▶ Exercise details: Determine how many lines in the data below contain "технічну" and write only that number.

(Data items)
[Start]

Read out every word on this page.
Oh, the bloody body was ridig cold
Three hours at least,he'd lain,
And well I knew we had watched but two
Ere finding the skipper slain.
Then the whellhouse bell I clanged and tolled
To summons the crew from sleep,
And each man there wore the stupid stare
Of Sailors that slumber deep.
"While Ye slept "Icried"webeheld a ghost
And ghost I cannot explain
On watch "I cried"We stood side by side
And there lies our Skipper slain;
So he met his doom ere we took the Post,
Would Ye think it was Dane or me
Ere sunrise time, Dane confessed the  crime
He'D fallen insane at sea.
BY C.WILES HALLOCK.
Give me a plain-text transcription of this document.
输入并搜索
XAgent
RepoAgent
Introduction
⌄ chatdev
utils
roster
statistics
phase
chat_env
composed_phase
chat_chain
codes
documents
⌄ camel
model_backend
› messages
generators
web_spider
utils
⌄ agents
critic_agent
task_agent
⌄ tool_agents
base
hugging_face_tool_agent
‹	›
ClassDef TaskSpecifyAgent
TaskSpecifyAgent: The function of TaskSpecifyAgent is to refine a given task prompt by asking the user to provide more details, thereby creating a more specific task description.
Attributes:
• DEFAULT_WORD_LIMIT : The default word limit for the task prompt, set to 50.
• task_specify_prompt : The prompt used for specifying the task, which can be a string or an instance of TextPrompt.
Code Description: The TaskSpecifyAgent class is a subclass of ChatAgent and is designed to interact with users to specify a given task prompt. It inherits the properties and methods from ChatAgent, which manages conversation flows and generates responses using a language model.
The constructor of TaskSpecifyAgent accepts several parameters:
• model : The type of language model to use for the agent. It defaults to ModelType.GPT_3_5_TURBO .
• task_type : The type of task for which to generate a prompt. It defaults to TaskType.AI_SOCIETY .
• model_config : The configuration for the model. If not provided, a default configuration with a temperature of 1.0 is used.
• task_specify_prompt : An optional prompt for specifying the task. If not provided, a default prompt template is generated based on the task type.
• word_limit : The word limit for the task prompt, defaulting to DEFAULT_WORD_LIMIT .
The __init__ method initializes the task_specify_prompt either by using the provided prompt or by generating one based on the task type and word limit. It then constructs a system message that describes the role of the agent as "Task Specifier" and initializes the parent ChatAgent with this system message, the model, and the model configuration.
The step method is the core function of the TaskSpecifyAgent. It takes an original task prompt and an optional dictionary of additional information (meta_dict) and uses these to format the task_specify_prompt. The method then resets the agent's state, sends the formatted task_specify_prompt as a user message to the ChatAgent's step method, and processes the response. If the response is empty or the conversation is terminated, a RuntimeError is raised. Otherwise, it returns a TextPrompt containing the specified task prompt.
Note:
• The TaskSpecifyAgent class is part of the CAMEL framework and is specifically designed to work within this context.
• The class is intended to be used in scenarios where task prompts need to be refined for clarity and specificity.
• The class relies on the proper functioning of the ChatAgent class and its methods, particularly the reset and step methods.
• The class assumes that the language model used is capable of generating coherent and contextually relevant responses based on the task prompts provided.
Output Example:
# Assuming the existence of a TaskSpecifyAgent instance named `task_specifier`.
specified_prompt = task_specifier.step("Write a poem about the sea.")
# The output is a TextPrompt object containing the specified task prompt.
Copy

[End]
[Start]

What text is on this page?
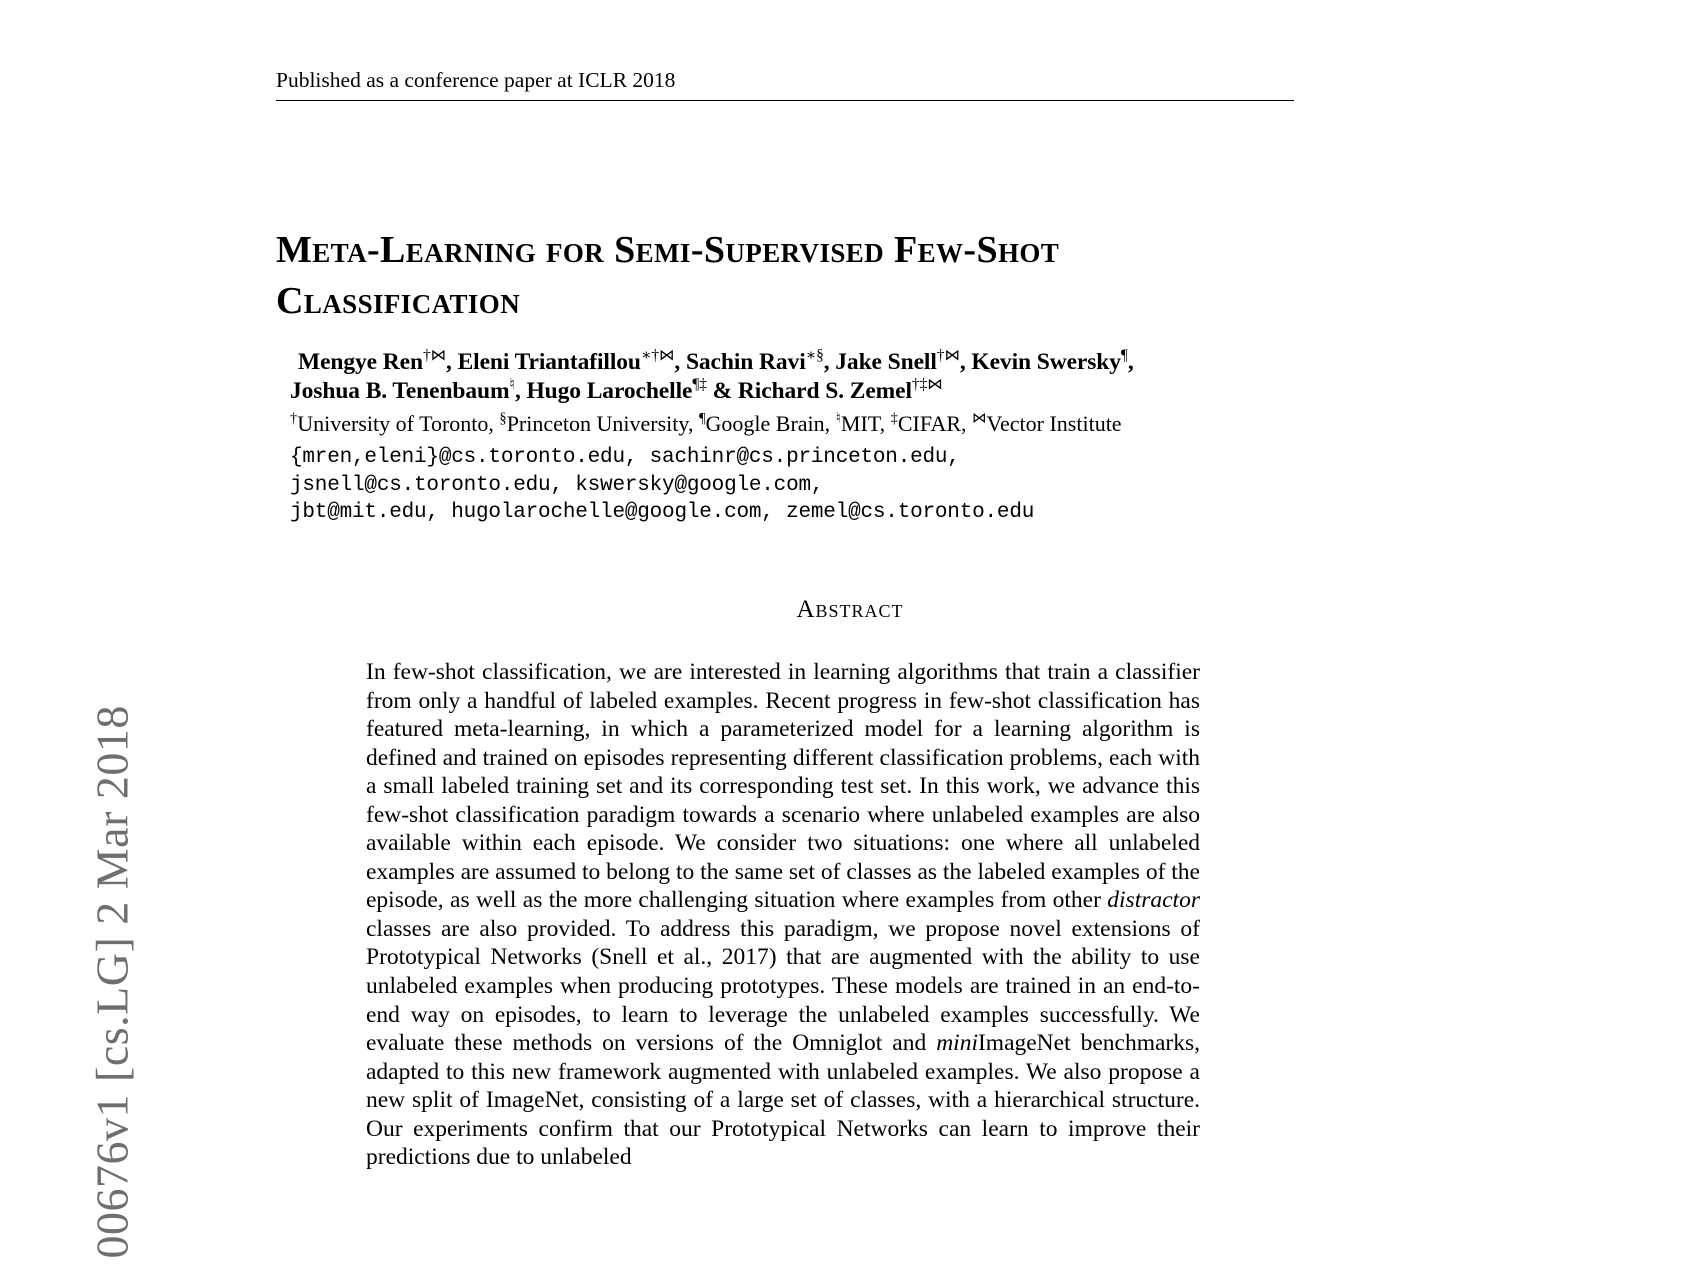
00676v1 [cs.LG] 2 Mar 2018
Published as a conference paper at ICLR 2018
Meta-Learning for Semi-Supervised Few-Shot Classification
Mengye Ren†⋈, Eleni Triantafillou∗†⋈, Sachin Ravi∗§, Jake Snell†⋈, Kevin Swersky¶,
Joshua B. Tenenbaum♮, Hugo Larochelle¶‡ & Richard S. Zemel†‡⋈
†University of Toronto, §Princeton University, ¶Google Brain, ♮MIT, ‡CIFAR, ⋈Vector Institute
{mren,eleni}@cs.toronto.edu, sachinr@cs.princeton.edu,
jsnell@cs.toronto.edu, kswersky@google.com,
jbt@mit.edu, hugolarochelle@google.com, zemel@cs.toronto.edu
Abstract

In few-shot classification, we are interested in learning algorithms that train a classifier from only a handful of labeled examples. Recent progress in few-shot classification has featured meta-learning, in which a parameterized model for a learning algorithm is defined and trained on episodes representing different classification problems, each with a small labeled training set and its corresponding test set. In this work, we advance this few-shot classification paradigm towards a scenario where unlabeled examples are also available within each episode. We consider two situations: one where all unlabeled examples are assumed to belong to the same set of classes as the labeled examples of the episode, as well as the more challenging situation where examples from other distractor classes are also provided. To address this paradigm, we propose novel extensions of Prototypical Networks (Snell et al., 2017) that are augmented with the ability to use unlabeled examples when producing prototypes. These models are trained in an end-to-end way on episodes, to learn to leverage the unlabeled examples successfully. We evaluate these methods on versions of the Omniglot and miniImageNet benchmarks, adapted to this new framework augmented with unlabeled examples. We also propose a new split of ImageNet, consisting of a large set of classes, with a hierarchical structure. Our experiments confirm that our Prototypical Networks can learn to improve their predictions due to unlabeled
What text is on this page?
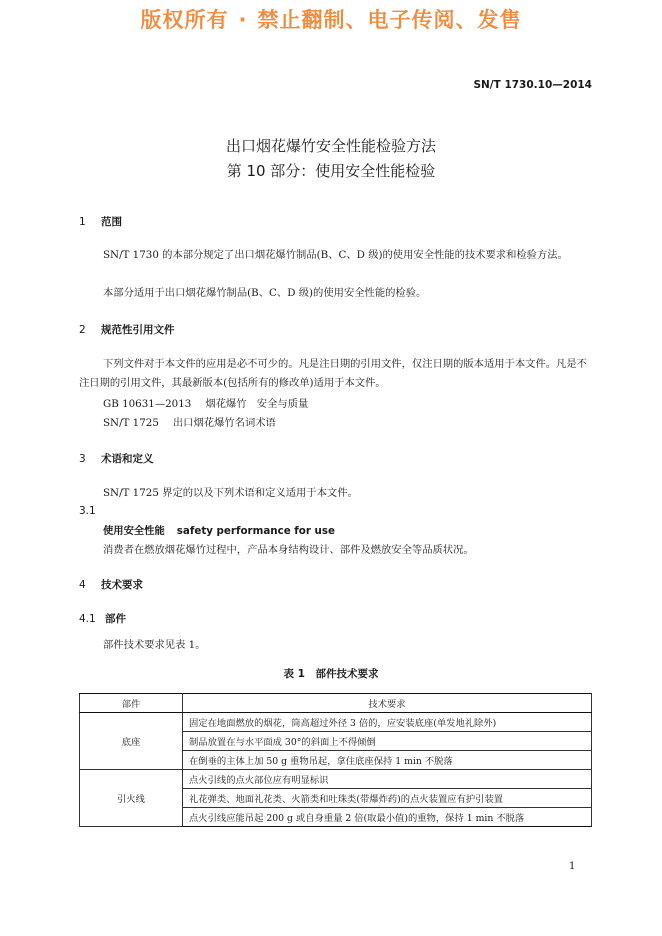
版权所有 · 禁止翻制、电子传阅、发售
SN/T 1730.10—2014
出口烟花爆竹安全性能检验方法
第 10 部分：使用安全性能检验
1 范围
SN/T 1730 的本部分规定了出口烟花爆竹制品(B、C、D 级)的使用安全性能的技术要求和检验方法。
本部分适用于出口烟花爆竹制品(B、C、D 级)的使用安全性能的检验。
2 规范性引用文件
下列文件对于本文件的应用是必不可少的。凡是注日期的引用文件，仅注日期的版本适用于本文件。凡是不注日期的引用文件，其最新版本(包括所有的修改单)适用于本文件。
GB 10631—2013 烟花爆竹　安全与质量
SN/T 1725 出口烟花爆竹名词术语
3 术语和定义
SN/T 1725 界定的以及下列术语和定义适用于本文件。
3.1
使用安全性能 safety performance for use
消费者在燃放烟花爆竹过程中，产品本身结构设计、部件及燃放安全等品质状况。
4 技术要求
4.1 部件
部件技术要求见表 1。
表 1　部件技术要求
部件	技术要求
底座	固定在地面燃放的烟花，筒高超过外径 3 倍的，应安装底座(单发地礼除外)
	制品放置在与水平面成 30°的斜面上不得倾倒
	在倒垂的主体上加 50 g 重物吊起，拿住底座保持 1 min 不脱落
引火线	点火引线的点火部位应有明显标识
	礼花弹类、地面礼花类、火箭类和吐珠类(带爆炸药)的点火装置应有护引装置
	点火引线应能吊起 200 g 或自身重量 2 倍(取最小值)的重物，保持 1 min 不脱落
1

[End]
[Start]

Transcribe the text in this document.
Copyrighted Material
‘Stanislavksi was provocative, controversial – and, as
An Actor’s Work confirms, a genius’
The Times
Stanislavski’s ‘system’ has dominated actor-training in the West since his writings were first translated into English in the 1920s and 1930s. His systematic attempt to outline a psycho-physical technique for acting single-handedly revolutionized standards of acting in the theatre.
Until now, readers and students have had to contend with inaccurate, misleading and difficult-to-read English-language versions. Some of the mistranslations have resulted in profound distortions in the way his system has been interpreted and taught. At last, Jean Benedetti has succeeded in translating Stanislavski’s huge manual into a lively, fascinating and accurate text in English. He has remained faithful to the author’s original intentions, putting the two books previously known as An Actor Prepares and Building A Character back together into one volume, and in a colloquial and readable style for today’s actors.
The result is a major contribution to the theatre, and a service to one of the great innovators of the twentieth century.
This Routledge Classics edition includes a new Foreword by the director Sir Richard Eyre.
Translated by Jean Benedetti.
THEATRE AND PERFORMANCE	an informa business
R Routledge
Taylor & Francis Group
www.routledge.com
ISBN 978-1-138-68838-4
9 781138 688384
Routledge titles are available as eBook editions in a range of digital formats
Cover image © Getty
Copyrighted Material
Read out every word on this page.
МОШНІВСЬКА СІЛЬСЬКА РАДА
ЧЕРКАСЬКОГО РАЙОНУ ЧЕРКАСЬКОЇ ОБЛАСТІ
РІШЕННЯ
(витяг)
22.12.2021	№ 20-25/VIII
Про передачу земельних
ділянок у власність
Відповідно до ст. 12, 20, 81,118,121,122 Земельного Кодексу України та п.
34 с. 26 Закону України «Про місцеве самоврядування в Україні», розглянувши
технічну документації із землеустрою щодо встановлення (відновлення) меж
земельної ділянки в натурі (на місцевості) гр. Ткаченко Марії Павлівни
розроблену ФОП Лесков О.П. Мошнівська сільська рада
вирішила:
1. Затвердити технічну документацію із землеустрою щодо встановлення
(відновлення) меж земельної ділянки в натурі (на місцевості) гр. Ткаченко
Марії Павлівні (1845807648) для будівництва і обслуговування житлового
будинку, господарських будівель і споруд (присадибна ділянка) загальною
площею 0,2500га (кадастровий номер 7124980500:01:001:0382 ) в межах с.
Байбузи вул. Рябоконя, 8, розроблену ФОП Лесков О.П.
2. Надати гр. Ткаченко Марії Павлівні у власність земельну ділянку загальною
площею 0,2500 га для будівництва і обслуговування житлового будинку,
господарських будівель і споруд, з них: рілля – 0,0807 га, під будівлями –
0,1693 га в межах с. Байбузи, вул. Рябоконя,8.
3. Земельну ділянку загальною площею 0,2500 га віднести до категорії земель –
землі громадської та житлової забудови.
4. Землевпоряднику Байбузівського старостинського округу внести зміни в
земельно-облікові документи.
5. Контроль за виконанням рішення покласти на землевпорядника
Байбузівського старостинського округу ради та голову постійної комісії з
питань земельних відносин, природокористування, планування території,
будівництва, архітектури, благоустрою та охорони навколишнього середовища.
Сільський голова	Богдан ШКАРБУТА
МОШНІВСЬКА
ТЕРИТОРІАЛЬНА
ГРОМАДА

[End]

▶ Answer to the exercise: 2